TASK DIRECTIONS - All of the material below is to be retyped exactly.

BEGIN SOURCE RECORDS

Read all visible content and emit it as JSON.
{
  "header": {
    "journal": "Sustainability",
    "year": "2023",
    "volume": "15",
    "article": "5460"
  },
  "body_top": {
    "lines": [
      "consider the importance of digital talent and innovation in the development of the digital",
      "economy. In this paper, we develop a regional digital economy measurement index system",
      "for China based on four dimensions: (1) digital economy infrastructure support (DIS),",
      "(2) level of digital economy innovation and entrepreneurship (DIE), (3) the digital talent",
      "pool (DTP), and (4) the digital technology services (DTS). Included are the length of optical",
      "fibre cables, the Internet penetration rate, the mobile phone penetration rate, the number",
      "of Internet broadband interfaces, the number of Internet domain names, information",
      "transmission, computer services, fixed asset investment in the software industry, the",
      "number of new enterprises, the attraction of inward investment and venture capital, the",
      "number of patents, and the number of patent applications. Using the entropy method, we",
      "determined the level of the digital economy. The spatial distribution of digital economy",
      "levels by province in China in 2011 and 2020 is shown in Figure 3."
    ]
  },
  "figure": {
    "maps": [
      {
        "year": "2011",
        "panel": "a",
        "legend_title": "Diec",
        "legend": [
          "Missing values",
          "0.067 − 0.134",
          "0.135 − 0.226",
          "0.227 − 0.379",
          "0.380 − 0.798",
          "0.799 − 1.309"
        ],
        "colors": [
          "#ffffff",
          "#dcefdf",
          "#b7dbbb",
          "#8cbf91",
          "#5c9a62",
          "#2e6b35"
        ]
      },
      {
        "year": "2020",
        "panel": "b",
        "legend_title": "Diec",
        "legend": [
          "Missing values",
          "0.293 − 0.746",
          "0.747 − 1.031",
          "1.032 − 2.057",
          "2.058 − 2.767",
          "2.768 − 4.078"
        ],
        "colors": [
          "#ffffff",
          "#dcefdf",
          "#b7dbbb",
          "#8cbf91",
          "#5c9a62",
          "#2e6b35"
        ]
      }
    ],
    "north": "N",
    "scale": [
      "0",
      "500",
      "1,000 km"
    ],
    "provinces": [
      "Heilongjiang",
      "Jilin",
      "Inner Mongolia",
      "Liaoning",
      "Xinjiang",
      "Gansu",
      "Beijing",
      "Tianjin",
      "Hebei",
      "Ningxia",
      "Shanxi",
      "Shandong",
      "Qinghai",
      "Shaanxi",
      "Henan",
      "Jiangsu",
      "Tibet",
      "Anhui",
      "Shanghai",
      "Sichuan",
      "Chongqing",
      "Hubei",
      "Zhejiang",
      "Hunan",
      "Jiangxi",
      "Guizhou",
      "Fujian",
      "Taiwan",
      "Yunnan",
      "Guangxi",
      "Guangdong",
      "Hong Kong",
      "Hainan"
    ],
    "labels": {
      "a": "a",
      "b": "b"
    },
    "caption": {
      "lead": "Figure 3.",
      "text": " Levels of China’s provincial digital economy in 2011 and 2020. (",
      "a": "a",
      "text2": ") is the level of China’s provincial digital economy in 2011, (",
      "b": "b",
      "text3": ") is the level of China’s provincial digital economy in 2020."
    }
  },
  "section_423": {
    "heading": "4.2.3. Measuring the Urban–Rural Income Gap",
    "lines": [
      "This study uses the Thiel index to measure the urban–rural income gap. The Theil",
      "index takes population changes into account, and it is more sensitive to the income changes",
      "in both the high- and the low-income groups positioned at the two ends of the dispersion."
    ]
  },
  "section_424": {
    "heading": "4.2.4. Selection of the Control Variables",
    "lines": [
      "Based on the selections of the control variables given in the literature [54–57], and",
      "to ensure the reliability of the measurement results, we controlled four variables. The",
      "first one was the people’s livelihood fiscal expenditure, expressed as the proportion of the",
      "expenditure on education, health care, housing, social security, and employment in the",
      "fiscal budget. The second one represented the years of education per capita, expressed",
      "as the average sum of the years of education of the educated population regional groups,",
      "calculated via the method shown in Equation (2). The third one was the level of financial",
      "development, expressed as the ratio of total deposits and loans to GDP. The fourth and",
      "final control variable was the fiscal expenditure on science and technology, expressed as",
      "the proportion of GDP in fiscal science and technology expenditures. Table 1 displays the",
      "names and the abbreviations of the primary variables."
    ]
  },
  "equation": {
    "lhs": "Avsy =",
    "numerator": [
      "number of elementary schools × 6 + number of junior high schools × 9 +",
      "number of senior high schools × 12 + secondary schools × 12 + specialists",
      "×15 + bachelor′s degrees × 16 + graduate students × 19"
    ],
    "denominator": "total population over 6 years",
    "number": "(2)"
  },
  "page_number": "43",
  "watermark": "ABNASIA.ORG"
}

END SOURCE RECORDS

SOLUTION TO THE PROBLEM -
Read all visible content and emit it as JSON.
{
  "header": {
    "journal": "Sustainability",
    "year": "2023",
    "volume": "15",
    "article": "5460"
  },
  "body_top": {
    "lines": [
      "consider the importance of digital talent and innovation in the development of the digital",
      "economy. In this paper, we develop a regional digital economy measurement index system",
      "for China based on four dimensions: (1) digital economy infrastructure support (DIS),",
      "(2) level of digital economy innovation and entrepreneurship (DIE), (3) the digital talent",
      "pool (DTP), and (4) the digital technology services (DTS). Included are the length of optical",
      "fibre cables, the Internet penetration rate, the mobile phone penetration rate, the number",
      "of Internet broadband interfaces, the number of Internet domain names, information",
      "transmission, computer services, fixed asset investment in the software industry, the",
      "number of new enterprises, the attraction of inward investment and venture capital, the",
      "number of patents, and the number of patent applications. Using the entropy method, we",
      "determined the level of the digital economy. The spatial distribution of digital economy",
      "levels by province in China in 2011 and 2020 is shown in Figure 3."
    ]
  },
  "figure": {
    "maps": [
      {
        "year": "2011",
        "panel": "a",
        "legend_title": "Diec",
        "legend": [
          "Missing values",
          "0.067 − 0.134",
          "0.135 − 0.226",
          "0.227 − 0.379",
          "0.380 − 0.798",
          "0.799 − 1.309"
        ],
        "colors": [
          "#ffffff",
          "#dcefdf",
          "#b7dbbb",
          "#8cbf91",
          "#5c9a62",
          "#2e6b35"
        ]
      },
      {
        "year": "2020",
        "panel": "b",
        "legend_title": "Diec",
        "legend": [
          "Missing values",
          "0.293 − 0.746",
          "0.747 − 1.031",
          "1.032 − 2.057",
          "2.058 − 2.767",
          "2.768 − 4.078"
        ],
        "colors": [
          "#ffffff",
          "#dcefdf",
          "#b7dbbb",
          "#8cbf91",
          "#5c9a62",
          "#2e6b35"
        ]
      }
    ],
    "north": "N",
    "scale": [
      "0",
      "500",
      "1,000 km"
    ],
    "provinces": [
      "Heilongjiang",
      "Jilin",
      "Inner Mongolia",
      "Liaoning",
      "Xinjiang",
      "Gansu",
      "Beijing",
      "Tianjin",
      "Hebei",
      "Ningxia",
      "Shanxi",
      "Shandong",
      "Qinghai",
      "Shaanxi",
      "Henan",
      "Jiangsu",
      "Tibet",
      "Anhui",
      "Shanghai",
      "Sichuan",
      "Chongqing",
      "Hubei",
      "Zhejiang",
      "Hunan",
      "Jiangxi",
      "Guizhou",
      "Fujian",
      "Taiwan",
      "Yunnan",
      "Guangxi",
      "Guangdong",
      "Hong Kong",
      "Hainan"
    ],
    "labels": {
      "a": "a",
      "b": "b"
    },
    "caption": {
      "lead": "Figure 3.",
      "text": " Levels of China’s provincial digital economy in 2011 and 2020. (",
      "a": "a",
      "text2": ") is the level of China’s provincial digital economy in 2011, (",
      "b": "b",
      "text3": ") is the level of China’s provincial digital economy in 2020."
    }
  },
  "section_423": {
    "heading": "4.2.3. Measuring the Urban–Rural Income Gap",
    "lines": [
      "This study uses the Thiel index to measure the urban–rural income gap. The Theil",
      "index takes population changes into account, and it is more sensitive to the income changes",
      "in both the high- and the low-income groups positioned at the two ends of the dispersion."
    ]
  },
  "section_424": {
    "heading": "4.2.4. Selection of the Control Variables",
    "lines": [
      "Based on the selections of the control variables given in the literature [54–57], and",
      "to ensure the reliability of the measurement results, we controlled four variables. The",
      "first one was the people’s livelihood fiscal expenditure, expressed as the proportion of the",
      "expenditure on education, health care, housing, social security, and employment in the",
      "fiscal budget. The second one represented the years of education per capita, expressed",
      "as the average sum of the years of education of the educated population regional groups,",
      "calculated via the method shown in Equation (2). The third one was the level of financial",
      "development, expressed as the ratio of total deposits and loans to GDP. The fourth and",
      "final control variable was the fiscal expenditure on science and technology, expressed as",
      "the proportion of GDP in fiscal science and technology expenditures. Table 1 displays the",
      "names and the abbreviations of the primary variables."
    ]
  },
  "equation": {
    "lhs": "Avsy =",
    "numerator": [
      "number of elementary schools × 6 + number of junior high schools × 9 +",
      "number of senior high schools × 12 + secondary schools × 12 + specialists",
      "×15 + bachelor′s degrees × 16 + graduate students × 19"
    ],
    "denominator": "total population over 6 years",
    "number": "(2)"
  },
  "page_number": "43",
  "watermark": "ABNASIA.ORG"
}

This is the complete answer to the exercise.